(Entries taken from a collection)

==========

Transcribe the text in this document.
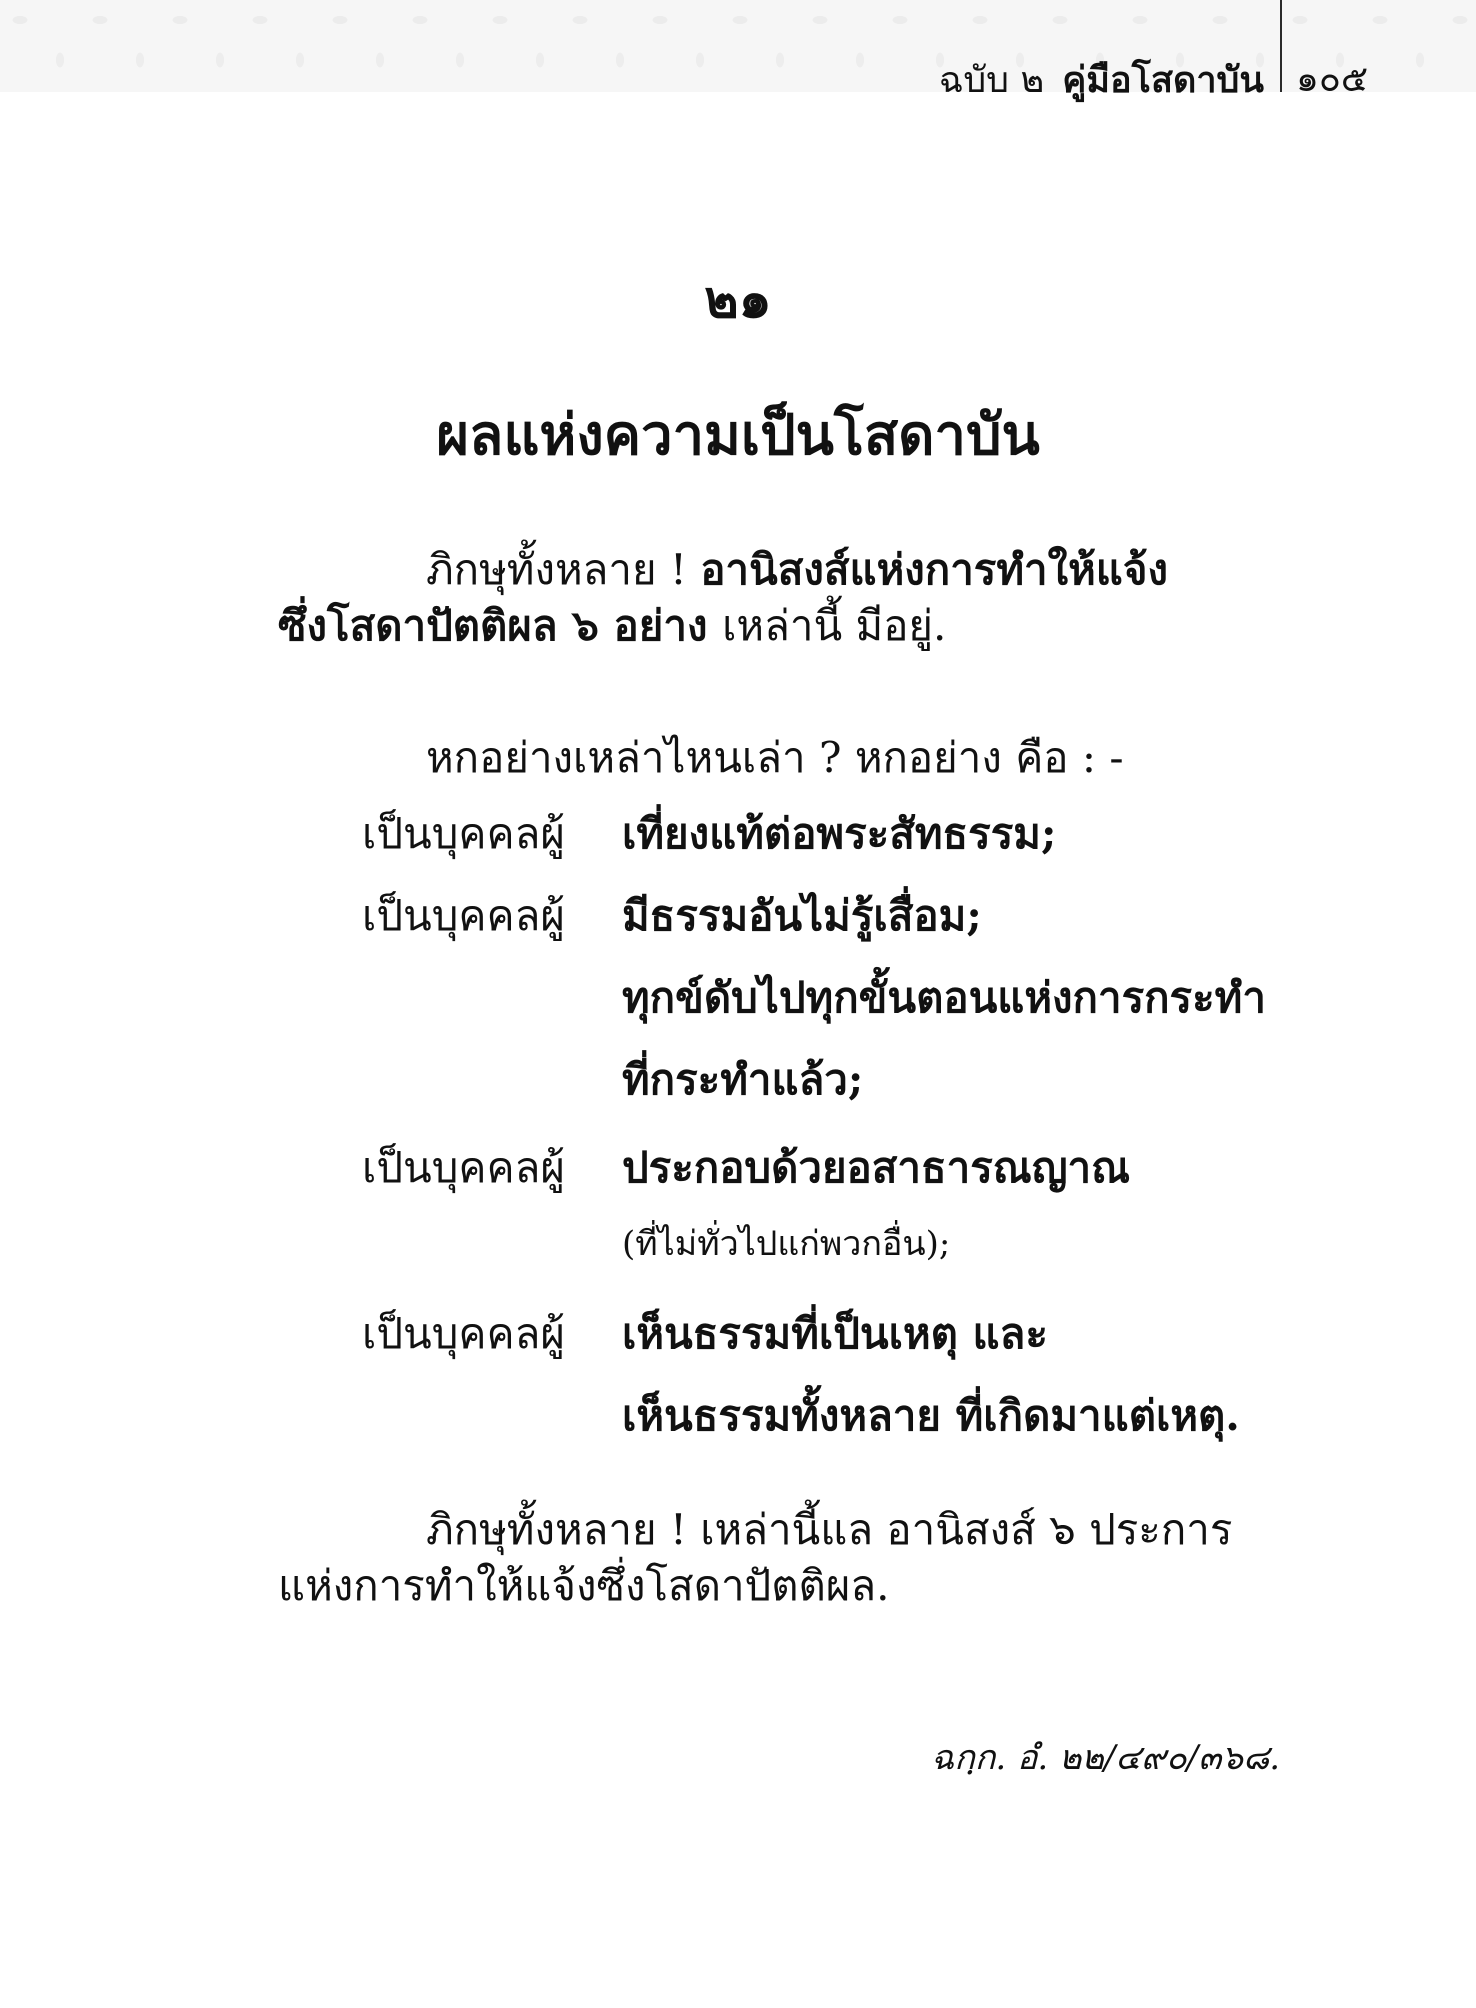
ฉบับ ๒ คู่มือโสดาบัน ๑๐๕
๒๑
ผลแห่งความเป็นโสดาบัน
ภิกษุทั้งหลาย ! อานิสงส์แห่งการทำให้แจ้ง
ซึ่งโสดาปัตติผล ๖ อย่าง เหล่านี้ มีอยู่.
หกอย่างเหล่าไหนเล่า ? หกอย่าง คือ : -
เป็นบุคคลผู้ เที่ยงแท้ต่อพระสัทธรรม;
เป็นบุคคลผู้ มีธรรมอันไม่รู้เสื่อม;
ทุกข์ดับไปทุกขั้นตอนแห่งการกระทำ
ที่กระทำแล้ว;
เป็นบุคคลผู้ ประกอบด้วยอสาธารณญาณ
(ที่ไม่ทั่วไปแก่พวกอื่น);
เป็นบุคคลผู้ เห็นธรรมที่เป็นเหตุ และ
เห็นธรรมทั้งหลาย ที่เกิดมาแต่เหตุ.
ภิกษุทั้งหลาย ! เหล่านี้แล อานิสงส์ ๖ ประการ
แห่งการทำให้แจ้งซึ่งโสดาปัตติผล.
ฉกฺก. อํ. ๒๒/๔๙๐/๓๖๘.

==========

▸ **SET PROBLEM**:
Tally up the lines holding the string "นธรรมท" in this listing, and report the total alone.

▸ **OUTPUT FOR THIS TASK**:
2